BEGIN

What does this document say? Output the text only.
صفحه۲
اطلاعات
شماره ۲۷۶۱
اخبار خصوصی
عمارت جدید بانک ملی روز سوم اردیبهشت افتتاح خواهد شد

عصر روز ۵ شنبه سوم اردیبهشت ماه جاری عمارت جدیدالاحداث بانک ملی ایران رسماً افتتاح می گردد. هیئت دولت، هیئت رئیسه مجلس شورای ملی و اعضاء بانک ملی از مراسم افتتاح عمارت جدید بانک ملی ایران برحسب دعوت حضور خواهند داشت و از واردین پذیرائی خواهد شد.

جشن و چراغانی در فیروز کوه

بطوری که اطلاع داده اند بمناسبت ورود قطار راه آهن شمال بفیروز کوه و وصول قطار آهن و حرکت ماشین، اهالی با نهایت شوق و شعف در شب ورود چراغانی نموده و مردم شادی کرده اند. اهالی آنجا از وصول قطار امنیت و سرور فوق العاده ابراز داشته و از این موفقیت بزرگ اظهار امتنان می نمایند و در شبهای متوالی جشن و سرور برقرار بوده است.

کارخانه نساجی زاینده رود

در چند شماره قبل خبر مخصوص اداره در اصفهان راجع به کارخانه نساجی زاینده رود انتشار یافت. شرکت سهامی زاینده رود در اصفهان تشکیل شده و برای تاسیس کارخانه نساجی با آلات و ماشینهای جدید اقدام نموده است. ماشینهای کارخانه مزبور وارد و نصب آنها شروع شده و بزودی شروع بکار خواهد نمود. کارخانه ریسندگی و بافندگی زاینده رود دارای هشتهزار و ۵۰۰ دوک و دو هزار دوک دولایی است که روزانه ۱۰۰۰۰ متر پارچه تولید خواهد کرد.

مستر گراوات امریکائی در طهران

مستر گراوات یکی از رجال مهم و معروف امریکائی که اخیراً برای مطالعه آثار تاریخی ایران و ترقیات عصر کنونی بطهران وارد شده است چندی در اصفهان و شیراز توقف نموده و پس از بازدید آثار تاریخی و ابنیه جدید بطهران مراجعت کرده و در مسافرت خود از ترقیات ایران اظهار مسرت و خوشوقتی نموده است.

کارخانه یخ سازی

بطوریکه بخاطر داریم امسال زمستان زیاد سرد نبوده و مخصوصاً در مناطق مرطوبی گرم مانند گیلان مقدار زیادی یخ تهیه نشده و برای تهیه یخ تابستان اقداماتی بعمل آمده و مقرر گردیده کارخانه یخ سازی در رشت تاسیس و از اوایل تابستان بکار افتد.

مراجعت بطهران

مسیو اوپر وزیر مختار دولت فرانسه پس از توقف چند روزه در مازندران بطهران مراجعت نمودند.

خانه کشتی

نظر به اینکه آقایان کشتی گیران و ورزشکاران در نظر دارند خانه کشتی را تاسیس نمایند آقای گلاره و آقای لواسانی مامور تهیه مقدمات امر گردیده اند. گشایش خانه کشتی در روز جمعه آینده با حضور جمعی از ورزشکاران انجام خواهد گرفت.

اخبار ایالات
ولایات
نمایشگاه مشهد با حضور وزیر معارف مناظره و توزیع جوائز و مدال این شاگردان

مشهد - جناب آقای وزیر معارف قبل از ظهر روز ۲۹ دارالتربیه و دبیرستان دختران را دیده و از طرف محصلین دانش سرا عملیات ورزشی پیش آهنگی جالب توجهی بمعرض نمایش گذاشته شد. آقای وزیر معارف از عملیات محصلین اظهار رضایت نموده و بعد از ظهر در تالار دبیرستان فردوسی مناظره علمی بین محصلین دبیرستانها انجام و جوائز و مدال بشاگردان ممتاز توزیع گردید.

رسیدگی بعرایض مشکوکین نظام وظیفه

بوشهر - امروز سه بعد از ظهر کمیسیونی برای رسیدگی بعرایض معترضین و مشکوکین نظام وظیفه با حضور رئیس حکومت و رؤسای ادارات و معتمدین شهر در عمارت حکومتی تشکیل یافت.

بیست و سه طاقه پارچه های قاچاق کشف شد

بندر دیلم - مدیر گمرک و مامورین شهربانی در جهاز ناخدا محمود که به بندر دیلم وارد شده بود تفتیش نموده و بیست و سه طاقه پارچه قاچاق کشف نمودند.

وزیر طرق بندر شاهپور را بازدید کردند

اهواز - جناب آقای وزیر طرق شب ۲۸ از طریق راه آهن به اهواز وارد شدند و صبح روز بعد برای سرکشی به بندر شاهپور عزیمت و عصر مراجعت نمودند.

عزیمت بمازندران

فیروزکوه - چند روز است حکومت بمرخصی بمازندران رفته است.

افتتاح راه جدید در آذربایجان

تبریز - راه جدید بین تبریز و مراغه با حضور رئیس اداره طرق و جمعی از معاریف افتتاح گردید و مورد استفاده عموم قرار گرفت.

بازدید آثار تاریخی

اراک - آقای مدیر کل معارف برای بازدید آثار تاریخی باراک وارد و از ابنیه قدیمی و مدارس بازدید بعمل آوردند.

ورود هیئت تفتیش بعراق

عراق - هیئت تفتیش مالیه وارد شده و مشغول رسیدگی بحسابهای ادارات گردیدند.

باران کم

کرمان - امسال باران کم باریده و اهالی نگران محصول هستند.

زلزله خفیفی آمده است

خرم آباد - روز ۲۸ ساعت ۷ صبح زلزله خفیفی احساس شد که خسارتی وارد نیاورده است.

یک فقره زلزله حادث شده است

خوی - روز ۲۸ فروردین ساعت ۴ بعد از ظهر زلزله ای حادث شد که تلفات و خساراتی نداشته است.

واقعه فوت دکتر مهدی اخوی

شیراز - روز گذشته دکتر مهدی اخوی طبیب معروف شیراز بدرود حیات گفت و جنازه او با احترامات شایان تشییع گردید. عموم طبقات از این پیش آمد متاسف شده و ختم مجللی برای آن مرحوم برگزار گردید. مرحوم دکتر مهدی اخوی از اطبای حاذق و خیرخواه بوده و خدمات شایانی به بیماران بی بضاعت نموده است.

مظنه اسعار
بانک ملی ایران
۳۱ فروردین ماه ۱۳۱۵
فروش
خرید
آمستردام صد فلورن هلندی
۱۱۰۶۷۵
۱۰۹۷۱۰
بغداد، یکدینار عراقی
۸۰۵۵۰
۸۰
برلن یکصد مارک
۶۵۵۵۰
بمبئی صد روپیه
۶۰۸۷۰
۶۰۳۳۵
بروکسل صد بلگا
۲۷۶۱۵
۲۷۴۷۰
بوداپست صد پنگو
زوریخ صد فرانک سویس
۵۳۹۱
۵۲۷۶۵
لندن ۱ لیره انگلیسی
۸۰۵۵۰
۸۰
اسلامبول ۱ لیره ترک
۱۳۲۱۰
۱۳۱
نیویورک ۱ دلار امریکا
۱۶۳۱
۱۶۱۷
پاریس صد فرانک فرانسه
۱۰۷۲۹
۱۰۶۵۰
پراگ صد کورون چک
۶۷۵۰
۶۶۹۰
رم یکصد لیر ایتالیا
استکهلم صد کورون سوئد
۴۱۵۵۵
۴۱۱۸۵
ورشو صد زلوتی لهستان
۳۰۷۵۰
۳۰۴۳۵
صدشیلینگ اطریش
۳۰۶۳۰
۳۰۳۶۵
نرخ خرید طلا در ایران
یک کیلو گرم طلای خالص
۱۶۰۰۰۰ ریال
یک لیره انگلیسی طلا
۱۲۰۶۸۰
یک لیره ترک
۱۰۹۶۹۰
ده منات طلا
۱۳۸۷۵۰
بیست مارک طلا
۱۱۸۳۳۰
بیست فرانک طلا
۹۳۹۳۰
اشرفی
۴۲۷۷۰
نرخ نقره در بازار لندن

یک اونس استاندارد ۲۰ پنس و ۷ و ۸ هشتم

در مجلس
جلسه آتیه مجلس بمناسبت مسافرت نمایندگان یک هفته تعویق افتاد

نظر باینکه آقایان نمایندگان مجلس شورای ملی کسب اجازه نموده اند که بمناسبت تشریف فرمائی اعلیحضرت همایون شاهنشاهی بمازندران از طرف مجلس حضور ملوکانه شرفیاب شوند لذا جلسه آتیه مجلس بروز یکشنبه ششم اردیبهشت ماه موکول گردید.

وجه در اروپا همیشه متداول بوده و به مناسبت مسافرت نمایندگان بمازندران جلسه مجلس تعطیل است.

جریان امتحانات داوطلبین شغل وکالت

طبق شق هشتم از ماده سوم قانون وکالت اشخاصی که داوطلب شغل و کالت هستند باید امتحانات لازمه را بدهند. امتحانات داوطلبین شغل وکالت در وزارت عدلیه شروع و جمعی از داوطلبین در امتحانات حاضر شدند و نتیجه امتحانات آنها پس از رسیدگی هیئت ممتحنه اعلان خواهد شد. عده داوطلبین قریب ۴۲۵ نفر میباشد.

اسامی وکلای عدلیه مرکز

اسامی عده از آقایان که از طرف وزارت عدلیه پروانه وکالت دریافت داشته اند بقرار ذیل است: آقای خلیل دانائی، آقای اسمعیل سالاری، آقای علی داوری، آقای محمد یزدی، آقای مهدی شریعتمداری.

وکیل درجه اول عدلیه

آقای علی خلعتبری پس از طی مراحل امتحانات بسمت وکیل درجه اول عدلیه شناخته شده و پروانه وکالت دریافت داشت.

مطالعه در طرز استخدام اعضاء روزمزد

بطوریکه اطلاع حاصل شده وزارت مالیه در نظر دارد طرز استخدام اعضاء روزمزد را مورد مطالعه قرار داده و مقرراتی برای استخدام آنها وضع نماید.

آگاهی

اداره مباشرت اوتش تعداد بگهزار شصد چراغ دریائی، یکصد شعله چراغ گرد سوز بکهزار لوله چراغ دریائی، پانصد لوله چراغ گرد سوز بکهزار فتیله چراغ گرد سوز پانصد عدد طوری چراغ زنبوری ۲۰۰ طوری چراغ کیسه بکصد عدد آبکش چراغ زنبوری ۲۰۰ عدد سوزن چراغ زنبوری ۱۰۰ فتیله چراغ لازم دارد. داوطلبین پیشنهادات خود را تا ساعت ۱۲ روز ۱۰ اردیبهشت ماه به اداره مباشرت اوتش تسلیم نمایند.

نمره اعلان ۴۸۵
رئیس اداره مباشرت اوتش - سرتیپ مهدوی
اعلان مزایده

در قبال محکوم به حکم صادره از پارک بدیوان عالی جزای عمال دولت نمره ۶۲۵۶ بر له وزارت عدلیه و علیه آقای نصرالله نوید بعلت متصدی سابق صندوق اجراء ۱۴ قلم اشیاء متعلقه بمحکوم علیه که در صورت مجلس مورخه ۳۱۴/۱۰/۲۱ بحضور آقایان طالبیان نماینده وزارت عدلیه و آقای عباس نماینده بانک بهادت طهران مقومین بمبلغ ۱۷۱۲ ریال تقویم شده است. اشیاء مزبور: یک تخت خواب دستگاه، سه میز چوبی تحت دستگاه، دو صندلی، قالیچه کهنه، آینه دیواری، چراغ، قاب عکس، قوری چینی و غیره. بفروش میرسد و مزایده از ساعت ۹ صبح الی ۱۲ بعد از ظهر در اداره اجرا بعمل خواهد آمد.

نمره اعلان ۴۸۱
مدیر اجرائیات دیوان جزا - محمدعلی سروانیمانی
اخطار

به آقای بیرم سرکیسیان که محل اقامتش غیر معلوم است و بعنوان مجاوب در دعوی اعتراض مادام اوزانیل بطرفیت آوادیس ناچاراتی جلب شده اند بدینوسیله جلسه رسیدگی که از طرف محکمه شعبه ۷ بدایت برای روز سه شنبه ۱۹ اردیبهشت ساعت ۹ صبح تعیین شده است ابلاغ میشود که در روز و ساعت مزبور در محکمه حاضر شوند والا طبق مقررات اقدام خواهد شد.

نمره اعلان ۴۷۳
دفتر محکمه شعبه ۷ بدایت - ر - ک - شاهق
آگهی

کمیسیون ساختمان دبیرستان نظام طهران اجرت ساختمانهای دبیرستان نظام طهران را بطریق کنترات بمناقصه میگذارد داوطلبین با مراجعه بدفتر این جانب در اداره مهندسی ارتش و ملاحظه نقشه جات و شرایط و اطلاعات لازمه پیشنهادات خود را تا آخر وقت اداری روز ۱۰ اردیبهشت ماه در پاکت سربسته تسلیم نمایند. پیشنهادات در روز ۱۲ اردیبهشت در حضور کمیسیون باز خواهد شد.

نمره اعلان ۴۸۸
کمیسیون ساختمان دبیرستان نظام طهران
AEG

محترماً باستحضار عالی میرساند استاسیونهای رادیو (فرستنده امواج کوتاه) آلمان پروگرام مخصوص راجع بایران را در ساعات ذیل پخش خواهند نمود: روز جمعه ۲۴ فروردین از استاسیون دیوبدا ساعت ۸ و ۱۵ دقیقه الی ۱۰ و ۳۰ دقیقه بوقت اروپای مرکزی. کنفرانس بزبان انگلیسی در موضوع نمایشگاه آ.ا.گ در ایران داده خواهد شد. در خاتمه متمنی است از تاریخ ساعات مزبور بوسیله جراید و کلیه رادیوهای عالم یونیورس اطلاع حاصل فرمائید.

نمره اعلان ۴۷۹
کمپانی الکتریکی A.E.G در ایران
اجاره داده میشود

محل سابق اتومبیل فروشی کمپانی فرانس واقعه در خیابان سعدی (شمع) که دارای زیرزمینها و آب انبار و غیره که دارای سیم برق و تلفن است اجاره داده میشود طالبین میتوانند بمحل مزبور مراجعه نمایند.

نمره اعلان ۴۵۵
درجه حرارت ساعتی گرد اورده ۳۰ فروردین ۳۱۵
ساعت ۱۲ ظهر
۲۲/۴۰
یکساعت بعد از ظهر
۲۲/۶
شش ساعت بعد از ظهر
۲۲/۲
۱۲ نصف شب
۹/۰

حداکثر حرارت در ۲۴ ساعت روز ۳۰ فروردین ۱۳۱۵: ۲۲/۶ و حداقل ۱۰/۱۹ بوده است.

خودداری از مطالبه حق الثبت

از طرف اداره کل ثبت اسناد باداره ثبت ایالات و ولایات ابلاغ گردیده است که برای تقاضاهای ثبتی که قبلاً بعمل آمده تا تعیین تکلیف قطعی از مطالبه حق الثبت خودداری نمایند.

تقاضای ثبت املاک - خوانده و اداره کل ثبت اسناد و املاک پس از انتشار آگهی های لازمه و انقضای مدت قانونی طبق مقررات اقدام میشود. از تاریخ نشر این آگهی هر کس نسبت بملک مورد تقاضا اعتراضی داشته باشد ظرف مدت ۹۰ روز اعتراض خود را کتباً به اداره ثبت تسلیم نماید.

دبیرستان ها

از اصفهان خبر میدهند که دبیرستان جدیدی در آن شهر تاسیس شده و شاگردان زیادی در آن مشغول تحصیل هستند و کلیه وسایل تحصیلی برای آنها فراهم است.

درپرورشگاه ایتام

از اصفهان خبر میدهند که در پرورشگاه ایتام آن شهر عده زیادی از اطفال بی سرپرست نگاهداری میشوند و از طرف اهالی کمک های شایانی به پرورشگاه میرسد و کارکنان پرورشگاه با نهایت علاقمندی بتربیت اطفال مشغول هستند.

END

▶ [Given problem] Look for the word "آگهی" and return every line where it occurs.

▶ [Expected output]
آگهی
تقاضای ثبت املاک - خوانده و اداره کل ثبت اسناد و املاک پس از انتشار آگهی های لازمه و انقضای مدت قانونی طبق مقررات اقدام میشود. از تاریخ نشر این آگهی هر کس نسبت بملک مورد تقاضا اعتراضی داشته باشد ظرف مدت ۹۰ روز اعتراض خود را کتباً به اداره ثبت تسلیم نماید.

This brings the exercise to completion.